### PROBLEM DESCRIPTION
Reproduce every one of the entries below word for word, omitting the pictures.
====== LISTING
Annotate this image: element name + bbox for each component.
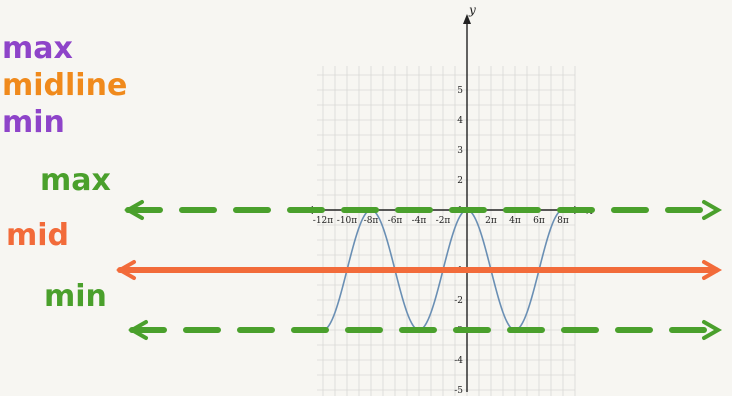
tick-labels: -12π-10π-8π-6π-4π-2π2π4π6π8π54321-1-2-3-… [313, 86, 569, 396]
reference-lines [115, 200, 723, 340]
y-tick-label: 4 [457, 116, 463, 126]
mid-arrow-left [115, 260, 136, 280]
y-tick-label: 2 [457, 176, 463, 186]
max-arrow-left [123, 200, 144, 220]
y-tick-label: -2 [454, 296, 463, 306]
x-tick-label: -6π [388, 216, 403, 226]
y-tick-label: 3 [457, 146, 463, 156]
y-tick-label: 5 [457, 86, 463, 96]
y-tick-label: -4 [454, 356, 463, 366]
min-arrow-left [127, 320, 148, 340]
x-tick-label: -12π [313, 216, 333, 226]
x-tick-label: 6π [533, 216, 545, 226]
x-tick-label: -4π [412, 216, 427, 226]
legend-min-label: min [2, 105, 65, 140]
y-axis-arrow-top [463, 14, 471, 24]
min-arrow-right [702, 320, 723, 340]
axes: xy [305, 3, 593, 392]
mid-arrow-right [702, 260, 723, 280]
legend-max-label: max [2, 31, 73, 66]
max-arrow-right [702, 200, 723, 220]
min-line-label: min [44, 279, 107, 314]
max-line-label: max [40, 163, 111, 198]
x-tick-label: -8π [364, 216, 379, 226]
grid [317, 66, 576, 396]
mid-line-label: mid [6, 218, 69, 253]
x-tick-label: -2π [436, 216, 451, 226]
y-tick-label: -5 [454, 386, 463, 396]
legend-midline-label: midline [2, 68, 127, 103]
x-tick-label: -10π [337, 216, 357, 226]
y-axis-label: y [468, 3, 476, 17]
x-tick-label: 8π [557, 216, 569, 226]
x-tick-label: 2π [485, 216, 497, 226]
x-tick-label: 4π [509, 216, 521, 226]
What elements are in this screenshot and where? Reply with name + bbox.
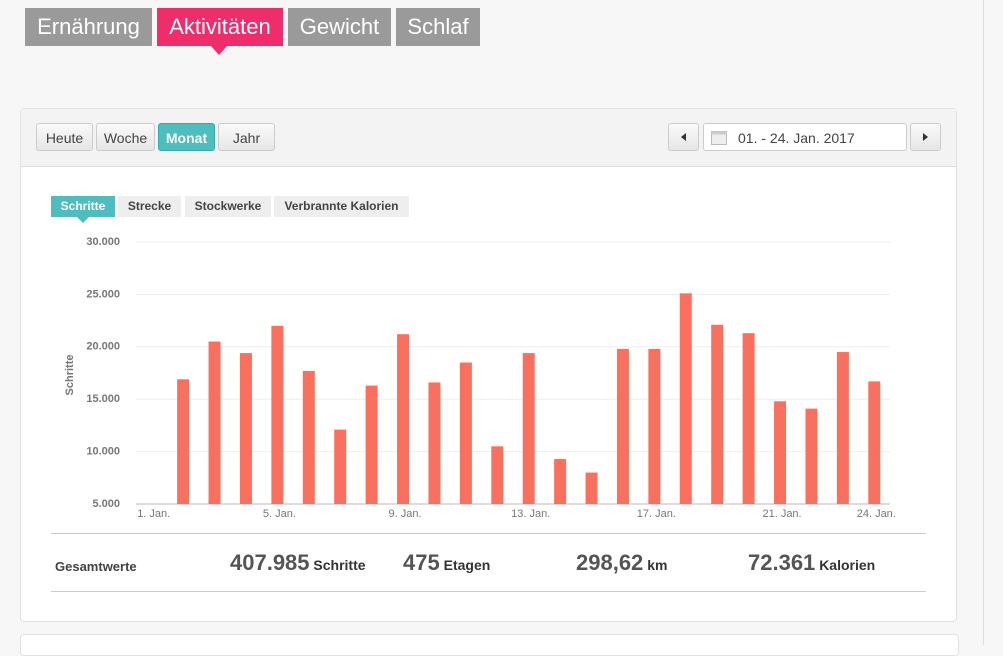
============
### RESULT OF THIS TASK
Annotate this image: element name + bbox for each component.
tick-labels: -12π-10π-8π-6π-4π-2π2π4π6π8π54321-1-2-3-… [313, 86, 569, 396]
reference-lines [115, 200, 723, 340]
y-tick-label: 4 [457, 116, 463, 126]
mid-arrow-left [115, 260, 136, 280]
y-tick-label: 2 [457, 176, 463, 186]
max-arrow-left [123, 200, 144, 220]
y-tick-label: -2 [454, 296, 463, 306]
x-tick-label: -6π [388, 216, 403, 226]
y-tick-label: 3 [457, 146, 463, 156]
y-tick-label: 5 [457, 86, 463, 96]
y-tick-label: -4 [454, 356, 463, 366]
min-arrow-left [127, 320, 148, 340]
x-tick-label: -12π [313, 216, 333, 226]
x-tick-label: 6π [533, 216, 545, 226]
x-tick-label: -4π [412, 216, 427, 226]
legend-min-label: min [2, 105, 65, 140]
y-axis-arrow-top [463, 14, 471, 24]
min-arrow-right [702, 320, 723, 340]
axes: xy [305, 3, 593, 392]
mid-arrow-right [702, 260, 723, 280]
legend-max-label: max [2, 31, 73, 66]
max-arrow-right [702, 200, 723, 220]
min-line-label: min [44, 279, 107, 314]
max-line-label: max [40, 163, 111, 198]
x-tick-label: -8π [364, 216, 379, 226]
grid [317, 66, 576, 396]
mid-line-label: mid [6, 218, 69, 253]
x-tick-label: -2π [436, 216, 451, 226]
y-tick-label: -5 [454, 386, 463, 396]
legend-midline-label: midline [2, 68, 127, 103]
x-tick-label: -10π [337, 216, 357, 226]
y-axis-label: y [468, 3, 476, 17]
x-tick-label: 8π [557, 216, 569, 226]
x-tick-label: 2π [485, 216, 497, 226]
x-tick-label: 4π [509, 216, 521, 226]
What elements are in this screenshot and where? Reply with name + bbox.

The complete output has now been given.